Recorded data
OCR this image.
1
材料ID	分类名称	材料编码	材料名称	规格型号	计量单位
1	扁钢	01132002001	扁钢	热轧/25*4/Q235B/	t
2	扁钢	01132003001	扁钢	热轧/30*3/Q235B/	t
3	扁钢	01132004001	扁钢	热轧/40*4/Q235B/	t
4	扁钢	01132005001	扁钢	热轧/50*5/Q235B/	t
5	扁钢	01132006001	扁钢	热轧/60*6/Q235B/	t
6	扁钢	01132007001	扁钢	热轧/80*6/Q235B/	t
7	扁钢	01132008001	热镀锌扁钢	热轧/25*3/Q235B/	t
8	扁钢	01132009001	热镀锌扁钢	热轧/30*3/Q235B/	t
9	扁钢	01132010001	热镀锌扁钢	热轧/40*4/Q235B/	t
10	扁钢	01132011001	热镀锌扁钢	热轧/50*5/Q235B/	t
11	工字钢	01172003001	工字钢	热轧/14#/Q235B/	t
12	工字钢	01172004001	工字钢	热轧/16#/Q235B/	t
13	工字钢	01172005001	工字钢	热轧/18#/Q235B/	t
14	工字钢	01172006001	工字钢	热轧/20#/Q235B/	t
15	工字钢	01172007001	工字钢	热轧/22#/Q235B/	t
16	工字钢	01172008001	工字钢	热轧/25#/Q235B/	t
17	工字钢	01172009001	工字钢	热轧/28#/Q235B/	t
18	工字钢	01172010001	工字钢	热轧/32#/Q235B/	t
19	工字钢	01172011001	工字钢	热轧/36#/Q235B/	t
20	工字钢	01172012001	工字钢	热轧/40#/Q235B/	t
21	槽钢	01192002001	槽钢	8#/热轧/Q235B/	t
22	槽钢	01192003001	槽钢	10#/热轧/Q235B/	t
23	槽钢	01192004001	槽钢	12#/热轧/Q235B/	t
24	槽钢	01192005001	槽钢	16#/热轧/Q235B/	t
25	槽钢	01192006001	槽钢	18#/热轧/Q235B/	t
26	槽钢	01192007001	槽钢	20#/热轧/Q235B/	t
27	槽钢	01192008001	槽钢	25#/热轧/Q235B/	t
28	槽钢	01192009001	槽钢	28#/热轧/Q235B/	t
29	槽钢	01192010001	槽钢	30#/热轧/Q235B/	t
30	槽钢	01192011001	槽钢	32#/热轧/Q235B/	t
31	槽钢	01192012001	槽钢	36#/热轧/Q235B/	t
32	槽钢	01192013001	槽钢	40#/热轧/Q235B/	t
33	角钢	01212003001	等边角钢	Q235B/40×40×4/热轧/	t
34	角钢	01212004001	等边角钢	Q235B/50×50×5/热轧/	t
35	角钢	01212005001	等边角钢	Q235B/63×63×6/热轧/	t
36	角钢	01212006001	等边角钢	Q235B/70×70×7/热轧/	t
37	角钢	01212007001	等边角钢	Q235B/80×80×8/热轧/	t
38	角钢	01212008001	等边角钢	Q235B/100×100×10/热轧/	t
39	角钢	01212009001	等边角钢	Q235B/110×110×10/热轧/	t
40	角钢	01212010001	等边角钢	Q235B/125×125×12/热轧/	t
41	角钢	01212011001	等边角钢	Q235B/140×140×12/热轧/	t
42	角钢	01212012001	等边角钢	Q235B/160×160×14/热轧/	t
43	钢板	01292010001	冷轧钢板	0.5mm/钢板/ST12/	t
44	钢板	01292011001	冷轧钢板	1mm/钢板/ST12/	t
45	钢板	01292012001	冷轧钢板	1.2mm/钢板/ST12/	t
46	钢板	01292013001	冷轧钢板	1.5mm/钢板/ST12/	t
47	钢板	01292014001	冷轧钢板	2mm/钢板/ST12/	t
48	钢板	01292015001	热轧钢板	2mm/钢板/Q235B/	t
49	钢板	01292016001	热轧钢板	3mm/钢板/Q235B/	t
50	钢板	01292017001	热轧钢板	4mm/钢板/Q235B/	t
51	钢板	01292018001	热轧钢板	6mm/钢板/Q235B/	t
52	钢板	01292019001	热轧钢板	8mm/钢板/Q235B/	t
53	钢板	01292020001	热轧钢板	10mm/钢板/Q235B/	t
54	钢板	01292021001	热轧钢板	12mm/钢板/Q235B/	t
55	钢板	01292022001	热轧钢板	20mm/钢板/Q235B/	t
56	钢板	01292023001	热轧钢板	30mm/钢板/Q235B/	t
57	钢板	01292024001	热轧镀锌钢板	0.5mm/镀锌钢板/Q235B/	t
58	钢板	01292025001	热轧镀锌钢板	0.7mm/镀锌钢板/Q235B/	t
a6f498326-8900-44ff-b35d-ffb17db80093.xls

Problem
From the listing above, copy every line that includes the word "热轧镀锌钢板".

Response
57	钢板	01292024001	热轧镀锌钢板	0.5mm/镀锌钢板/Q235B/	t
58	钢板	01292025001	热轧镀锌钢板	0.7mm/镀锌钢板/Q235B/	t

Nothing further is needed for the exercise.